LIST OF TASKS
• a. In the passage on functional communication, what is the name of the intervention method developed by Kagan and colleagues?
• b. Copy the part of the passage on functional communication starting at "71 The close" and ending at "clinical pragmatics movement.".

PASSAGE FOR REVIEW

↓↓↓

This test is an example that shows that despite the enormous contribution that the shift in emphasis made to the understanding of the social aspects of communication, there were a number of limitations to this approach. Firstly, many clinicians did not conceptualise functional communication as a part of the social process and continued to see functional limitations as what people with communication impairments could not do (Duchan, 2001a). The term was often considered only as the person’s ability to independently get a message across, with little, if any, consideration of the role of communication in establishing and maintaining social links (LPAA Project Group et al., 2001). Worrall (2000) identified a number of limitations of the functional approach, including the fact that the functional communication approach did not consider sufficiently the individuality of experience. Later, the pragmatic-functional movement expanded to take a very much broader, panoramic view of communicative competence (Holland, 2008). The communicative partner was seen as critical to communicative success (Pound, Duchan, Penman, Hewitt, & Parr, 2007). Working from this basis, Kagan and her colleagues (Kagan, 1998; Kagan, Black, Duchan, & Simmons- Mackie, 2001; Simmons-Mackie & Kagan, 1999) showed that people with aphasia
communicate better with some partners than with others. This led Kagan and colleagues to develop guidelines for use in talking to people with aphasia. In so doing, they demonstrated the power of the communicative partner in helping to promote the potential for the individual with aphasia to communicate more successfully. Their ‘Supported Conversation for Adults with Aphasia’ ™ (Kagan et al., 2001) is an exemplary intervention method that moved the research focus from the individual onto the individual in interaction with others.
71 The close of the last century saw many programmes that advocated working with
communication partners of people with a variety of communication impairments (e.g. Brinton, Fujiki, Spencer, & Robinson, 1997; Girolametto & Weitzman, 2006; McConkey, Morris, & Purcell, 2001) and the eyes of researchers were drawn to issues around quality of life (Worrall & Holland, 2003). Thus, with this broader view of communication in context, the advent of the social model of disability (Threats, 2008), and a growing recognition of the chronic nature of some conditions (Holland, 2008), the participation of communicatively disabled people in society became to be looked upon as a natural extension of the clinical pragmatics movement.

↑↑↑

INFORMATION
↓↓↓

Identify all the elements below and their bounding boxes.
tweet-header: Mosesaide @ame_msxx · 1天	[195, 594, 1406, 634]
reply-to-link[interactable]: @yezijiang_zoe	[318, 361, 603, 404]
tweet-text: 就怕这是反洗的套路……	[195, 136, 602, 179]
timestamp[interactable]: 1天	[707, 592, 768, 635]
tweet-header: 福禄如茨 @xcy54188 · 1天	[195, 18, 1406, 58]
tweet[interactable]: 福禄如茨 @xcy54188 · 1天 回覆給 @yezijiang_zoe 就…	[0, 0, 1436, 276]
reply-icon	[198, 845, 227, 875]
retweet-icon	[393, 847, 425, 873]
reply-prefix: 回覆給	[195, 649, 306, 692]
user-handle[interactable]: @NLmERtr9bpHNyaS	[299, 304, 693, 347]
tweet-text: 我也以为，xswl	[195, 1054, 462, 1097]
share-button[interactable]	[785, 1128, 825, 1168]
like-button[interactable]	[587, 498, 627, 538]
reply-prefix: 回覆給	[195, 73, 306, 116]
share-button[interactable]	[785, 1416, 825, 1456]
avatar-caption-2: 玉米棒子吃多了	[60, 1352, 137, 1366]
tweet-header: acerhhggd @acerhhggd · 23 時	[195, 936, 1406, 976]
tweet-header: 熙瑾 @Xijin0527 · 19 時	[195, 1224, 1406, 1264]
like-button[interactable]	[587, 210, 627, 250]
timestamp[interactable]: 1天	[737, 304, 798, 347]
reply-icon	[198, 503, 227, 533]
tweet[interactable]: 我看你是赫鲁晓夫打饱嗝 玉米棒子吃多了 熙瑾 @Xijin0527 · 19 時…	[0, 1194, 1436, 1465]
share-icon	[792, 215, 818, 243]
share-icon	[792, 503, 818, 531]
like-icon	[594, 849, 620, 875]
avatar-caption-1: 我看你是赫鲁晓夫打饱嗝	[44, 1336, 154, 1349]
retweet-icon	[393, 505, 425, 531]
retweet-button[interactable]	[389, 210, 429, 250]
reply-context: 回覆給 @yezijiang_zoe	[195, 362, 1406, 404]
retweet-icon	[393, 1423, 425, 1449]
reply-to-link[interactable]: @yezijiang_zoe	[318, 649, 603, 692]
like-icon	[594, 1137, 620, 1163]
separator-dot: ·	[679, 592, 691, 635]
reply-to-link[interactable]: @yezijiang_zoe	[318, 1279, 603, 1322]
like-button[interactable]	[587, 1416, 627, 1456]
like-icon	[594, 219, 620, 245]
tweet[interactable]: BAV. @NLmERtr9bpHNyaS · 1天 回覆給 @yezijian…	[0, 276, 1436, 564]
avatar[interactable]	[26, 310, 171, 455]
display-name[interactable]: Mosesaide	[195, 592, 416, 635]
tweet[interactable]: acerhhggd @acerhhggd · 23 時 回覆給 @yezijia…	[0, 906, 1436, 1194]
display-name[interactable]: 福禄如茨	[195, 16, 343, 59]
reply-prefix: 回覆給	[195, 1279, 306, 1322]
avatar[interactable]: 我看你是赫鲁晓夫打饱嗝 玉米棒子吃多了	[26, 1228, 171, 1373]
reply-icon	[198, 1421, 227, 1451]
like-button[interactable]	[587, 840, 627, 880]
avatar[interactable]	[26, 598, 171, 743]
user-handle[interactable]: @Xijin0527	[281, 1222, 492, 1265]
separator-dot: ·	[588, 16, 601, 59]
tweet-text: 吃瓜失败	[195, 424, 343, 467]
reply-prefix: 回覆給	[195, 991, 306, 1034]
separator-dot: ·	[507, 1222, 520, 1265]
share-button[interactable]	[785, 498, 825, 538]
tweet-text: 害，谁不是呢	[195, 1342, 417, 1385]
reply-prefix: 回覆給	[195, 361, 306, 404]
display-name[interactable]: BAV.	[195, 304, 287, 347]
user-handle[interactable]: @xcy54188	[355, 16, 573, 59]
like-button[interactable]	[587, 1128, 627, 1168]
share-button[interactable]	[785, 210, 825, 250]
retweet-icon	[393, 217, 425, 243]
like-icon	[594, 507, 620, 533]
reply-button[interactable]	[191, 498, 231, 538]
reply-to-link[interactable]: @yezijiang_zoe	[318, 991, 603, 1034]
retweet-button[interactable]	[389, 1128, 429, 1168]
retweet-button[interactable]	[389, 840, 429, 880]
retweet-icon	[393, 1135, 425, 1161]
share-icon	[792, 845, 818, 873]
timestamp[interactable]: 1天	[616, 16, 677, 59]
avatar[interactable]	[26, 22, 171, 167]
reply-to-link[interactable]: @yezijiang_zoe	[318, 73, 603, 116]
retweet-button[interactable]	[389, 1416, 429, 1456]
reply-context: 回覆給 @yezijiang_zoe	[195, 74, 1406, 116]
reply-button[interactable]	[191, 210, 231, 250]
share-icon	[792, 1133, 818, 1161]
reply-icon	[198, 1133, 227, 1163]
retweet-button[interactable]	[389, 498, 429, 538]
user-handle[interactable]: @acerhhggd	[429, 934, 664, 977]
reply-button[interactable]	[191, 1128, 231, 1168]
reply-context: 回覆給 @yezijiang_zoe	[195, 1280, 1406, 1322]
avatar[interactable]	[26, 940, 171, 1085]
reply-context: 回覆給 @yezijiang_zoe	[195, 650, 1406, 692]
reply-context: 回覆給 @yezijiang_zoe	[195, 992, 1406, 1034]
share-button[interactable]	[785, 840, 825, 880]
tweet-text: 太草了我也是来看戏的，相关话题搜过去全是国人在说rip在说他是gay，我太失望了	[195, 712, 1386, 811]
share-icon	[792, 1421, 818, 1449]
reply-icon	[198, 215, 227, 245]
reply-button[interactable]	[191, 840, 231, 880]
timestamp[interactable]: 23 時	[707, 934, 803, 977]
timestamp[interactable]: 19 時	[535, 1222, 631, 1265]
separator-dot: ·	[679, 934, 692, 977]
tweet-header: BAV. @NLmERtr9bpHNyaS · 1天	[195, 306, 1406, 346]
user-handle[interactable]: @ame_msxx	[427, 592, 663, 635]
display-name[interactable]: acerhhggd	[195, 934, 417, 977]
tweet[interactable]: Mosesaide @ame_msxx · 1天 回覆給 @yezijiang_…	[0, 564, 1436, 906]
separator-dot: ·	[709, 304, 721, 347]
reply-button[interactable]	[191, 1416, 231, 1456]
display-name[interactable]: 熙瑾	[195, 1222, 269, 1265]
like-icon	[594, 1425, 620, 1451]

↑↑↑

ANSWERS PROVIDED
• a. ‘Supported Conversation for Adults with Aphasia’ ™

• b.
71 The close of the last century saw many programmes that advocated working with
communication partners of people with a variety of communication impairments (e.g. Brinton, Fujiki, Spencer, & Robinson, 1997; Girolametto & Weitzman, 2006; McConkey, Morris, & Purcell, 2001) and the eyes of researchers were drawn to issues around quality of life (Worrall & Holland, 2003). Thus, with this broader view of communication in context, the advent of the social model of disability (Threats, 2008), and a growing recognition of the chronic nature of some conditions (Holland, 2008), the participation of communicatively disabled people in society became to be looked upon as a natural extension of the clinical pragmatics movement.